## REQUIREMENTS
Will you write out the data exactly, excluding every picture?

----- MATERIAL FOR THIS EXERCISE

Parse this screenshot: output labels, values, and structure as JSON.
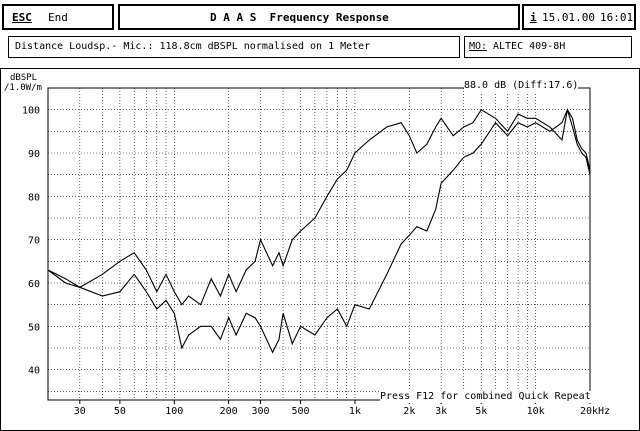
{
  "topbar": {
    "esc_key": "ESC",
    "end_label": "End",
    "title": "D A A S  Frequency Response",
    "info_key": "i",
    "date": "15.01.00",
    "time": "16:01"
  },
  "infobar": {
    "measurement": "Distance Loudsp.- Mic.: 118.8cm dBSPL normalised on 1 Meter",
    "model_label": "MO:",
    "model": "ALTEC 409-8H"
  },
  "plot": {
    "ylabel": "dBSPL",
    "yunit": "/1.0W/m",
    "level_readout": "88.0 dB (Diff:17.6)",
    "hint": "Press F12 for combined Quick Repeat",
    "x_ticks": [
      "30",
      "50",
      "100",
      "200",
      "300",
      "500",
      "1k",
      "2k",
      "3k",
      "5k",
      "10k",
      "20kHz"
    ],
    "y_ticks": [
      "40",
      "50",
      "60",
      "70",
      "80",
      "90",
      "100"
    ]
  },
  "chart_data": {
    "type": "line",
    "xscale": "log",
    "xlim": [
      20,
      20000
    ],
    "ylim": [
      33,
      105
    ],
    "ylabel": "dBSPL /1.0W/m",
    "grid": true,
    "series": [
      {
        "x": [
          20,
          25,
          30,
          40,
          50,
          60,
          70,
          80,
          90,
          100,
          110,
          120,
          140,
          160,
          180,
          200,
          220,
          250,
          280,
          300,
          350,
          380,
          400,
          450,
          500,
          600,
          700,
          800,
          900,
          1000,
          1200,
          1500,
          1800,
          2000,
          2200,
          2500,
          2800,
          3000,
          3500,
          4000,
          4500,
          5000,
          6000,
          7000,
          8000,
          9000,
          10000,
          12000,
          14000,
          15000,
          16000,
          17000,
          18000,
          19000,
          20000
        ],
        "y": [
          63,
          61,
          59,
          62,
          65,
          67,
          63,
          58,
          62,
          58,
          55,
          57,
          55,
          61,
          57,
          62,
          58,
          63,
          65,
          70,
          64,
          67,
          64,
          70,
          72,
          75,
          80,
          84,
          86,
          90,
          93,
          96,
          97,
          94,
          90,
          92,
          96,
          98,
          94,
          96,
          97,
          100,
          98,
          95,
          99,
          98,
          98,
          96,
          93,
          100,
          98,
          93,
          91,
          90,
          86
        ]
      },
      {
        "x": [
          20,
          25,
          30,
          40,
          50,
          60,
          70,
          80,
          90,
          100,
          110,
          120,
          140,
          160,
          180,
          200,
          220,
          250,
          280,
          300,
          350,
          380,
          400,
          450,
          500,
          600,
          700,
          800,
          900,
          1000,
          1200,
          1500,
          1800,
          2000,
          2200,
          2500,
          2800,
          3000,
          3500,
          4000,
          4500,
          5000,
          6000,
          7000,
          8000,
          9000,
          10000,
          12000,
          14000,
          15000,
          16000,
          17000,
          18000,
          19000,
          20000
        ],
        "y": [
          63,
          60,
          59,
          57,
          58,
          62,
          58,
          54,
          56,
          53,
          45,
          48,
          50,
          50,
          47,
          52,
          48,
          53,
          52,
          50,
          44,
          47,
          53,
          46,
          50,
          48,
          52,
          54,
          50,
          55,
          54,
          62,
          69,
          71,
          73,
          72,
          77,
          83,
          86,
          89,
          90,
          92,
          97,
          94,
          97,
          96,
          97,
          95,
          97,
          100,
          96,
          92,
          90,
          89,
          85
        ]
      }
    ]
  }
}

----------

## OUTPUT BELOW
Parse this screenshot: output labels, values, and structure as JSON.
{
  "topbar": {
    "esc_key": "ESC",
    "end_label": "End",
    "title": "D A A S  Frequency Response",
    "info_key": "i",
    "date": "15.01.00",
    "time": "16:01"
  },
  "infobar": {
    "measurement": "Distance Loudsp.- Mic.: 118.8cm dBSPL normalised on 1 Meter",
    "model_label": "MO:",
    "model": "ALTEC 409-8H"
  },
  "plot": {
    "ylabel": "dBSPL",
    "yunit": "/1.0W/m",
    "level_readout": "88.0 dB (Diff:17.6)",
    "hint": "Press F12 for combined Quick Repeat",
    "x_ticks": [
      "30",
      "50",
      "100",
      "200",
      "300",
      "500",
      "1k",
      "2k",
      "3k",
      "5k",
      "10k",
      "20kHz"
    ],
    "y_ticks": [
      "40",
      "50",
      "60",
      "70",
      "80",
      "90",
      "100"
    ]
  },
  "chart_data": {
    "type": "line",
    "xscale": "log",
    "xlim": [
      20,
      20000
    ],
    "ylim": [
      33,
      105
    ],
    "ylabel": "dBSPL /1.0W/m",
    "grid": true,
    "series": [
      {
        "x": [
          20,
          25,
          30,
          40,
          50,
          60,
          70,
          80,
          90,
          100,
          110,
          120,
          140,
          160,
          180,
          200,
          220,
          250,
          280,
          300,
          350,
          380,
          400,
          450,
          500,
          600,
          700,
          800,
          900,
          1000,
          1200,
          1500,
          1800,
          2000,
          2200,
          2500,
          2800,
          3000,
          3500,
          4000,
          4500,
          5000,
          6000,
          7000,
          8000,
          9000,
          10000,
          12000,
          14000,
          15000,
          16000,
          17000,
          18000,
          19000,
          20000
        ],
        "y": [
          63,
          61,
          59,
          62,
          65,
          67,
          63,
          58,
          62,
          58,
          55,
          57,
          55,
          61,
          57,
          62,
          58,
          63,
          65,
          70,
          64,
          67,
          64,
          70,
          72,
          75,
          80,
          84,
          86,
          90,
          93,
          96,
          97,
          94,
          90,
          92,
          96,
          98,
          94,
          96,
          97,
          100,
          98,
          95,
          99,
          98,
          98,
          96,
          93,
          100,
          98,
          93,
          91,
          90,
          86
        ]
      },
      {
        "x": [
          20,
          25,
          30,
          40,
          50,
          60,
          70,
          80,
          90,
          100,
          110,
          120,
          140,
          160,
          180,
          200,
          220,
          250,
          280,
          300,
          350,
          380,
          400,
          450,
          500,
          600,
          700,
          800,
          900,
          1000,
          1200,
          1500,
          1800,
          2000,
          2200,
          2500,
          2800,
          3000,
          3500,
          4000,
          4500,
          5000,
          6000,
          7000,
          8000,
          9000,
          10000,
          12000,
          14000,
          15000,
          16000,
          17000,
          18000,
          19000,
          20000
        ],
        "y": [
          63,
          60,
          59,
          57,
          58,
          62,
          58,
          54,
          56,
          53,
          45,
          48,
          50,
          50,
          47,
          52,
          48,
          53,
          52,
          50,
          44,
          47,
          53,
          46,
          50,
          48,
          52,
          54,
          50,
          55,
          54,
          62,
          69,
          71,
          73,
          72,
          77,
          83,
          86,
          89,
          90,
          92,
          97,
          94,
          97,
          96,
          97,
          95,
          97,
          100,
          96,
          92,
          90,
          89,
          85
        ]
      }
    ]
  }
}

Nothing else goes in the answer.